Instructions for the task |
Reproduce all of the data exactly, with no line skipped.

#### Material for this exercise ####

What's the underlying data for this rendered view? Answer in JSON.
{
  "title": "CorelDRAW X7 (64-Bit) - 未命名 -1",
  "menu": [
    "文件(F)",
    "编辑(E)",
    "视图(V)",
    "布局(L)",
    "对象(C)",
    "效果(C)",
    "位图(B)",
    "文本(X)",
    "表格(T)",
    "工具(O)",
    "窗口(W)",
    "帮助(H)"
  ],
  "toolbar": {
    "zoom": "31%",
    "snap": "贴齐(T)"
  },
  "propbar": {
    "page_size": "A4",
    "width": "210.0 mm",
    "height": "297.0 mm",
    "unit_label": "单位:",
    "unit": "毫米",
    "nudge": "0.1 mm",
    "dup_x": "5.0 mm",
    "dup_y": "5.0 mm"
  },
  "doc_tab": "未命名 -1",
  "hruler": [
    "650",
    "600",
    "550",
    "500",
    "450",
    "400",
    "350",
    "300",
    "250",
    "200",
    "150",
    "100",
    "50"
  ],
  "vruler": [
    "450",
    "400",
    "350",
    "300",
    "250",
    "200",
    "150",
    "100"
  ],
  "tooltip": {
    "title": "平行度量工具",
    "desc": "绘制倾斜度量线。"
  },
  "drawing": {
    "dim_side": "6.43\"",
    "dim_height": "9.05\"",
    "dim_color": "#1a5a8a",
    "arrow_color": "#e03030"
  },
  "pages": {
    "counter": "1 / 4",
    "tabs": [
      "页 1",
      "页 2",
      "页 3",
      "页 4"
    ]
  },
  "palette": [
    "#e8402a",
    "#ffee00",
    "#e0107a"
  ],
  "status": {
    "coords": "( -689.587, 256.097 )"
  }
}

####

Result |
What's the underlying data for this rendered view? Answer in JSON.
{
  "title": "CorelDRAW X7 (64-Bit) - 未命名 -1",
  "menu": [
    "文件(F)",
    "编辑(E)",
    "视图(V)",
    "布局(L)",
    "对象(C)",
    "效果(C)",
    "位图(B)",
    "文本(X)",
    "表格(T)",
    "工具(O)",
    "窗口(W)",
    "帮助(H)"
  ],
  "toolbar": {
    "zoom": "31%",
    "snap": "贴齐(T)"
  },
  "propbar": {
    "page_size": "A4",
    "width": "210.0 mm",
    "height": "297.0 mm",
    "unit_label": "单位:",
    "unit": "毫米",
    "nudge": "0.1 mm",
    "dup_x": "5.0 mm",
    "dup_y": "5.0 mm"
  },
  "doc_tab": "未命名 -1",
  "hruler": [
    "650",
    "600",
    "550",
    "500",
    "450",
    "400",
    "350",
    "300",
    "250",
    "200",
    "150",
    "100",
    "50"
  ],
  "vruler": [
    "450",
    "400",
    "350",
    "300",
    "250",
    "200",
    "150",
    "100"
  ],
  "tooltip": {
    "title": "平行度量工具",
    "desc": "绘制倾斜度量线。"
  },
  "drawing": {
    "dim_side": "6.43\"",
    "dim_height": "9.05\"",
    "dim_color": "#1a5a8a",
    "arrow_color": "#e03030"
  },
  "pages": {
    "counter": "1 / 4",
    "tabs": [
      "页 1",
      "页 2",
      "页 3",
      "页 4"
    ]
  },
  "palette": [
    "#e8402a",
    "#ffee00",
    "#e0107a"
  ],
  "status": {
    "coords": "( -689.587, 256.097 )"
  }
}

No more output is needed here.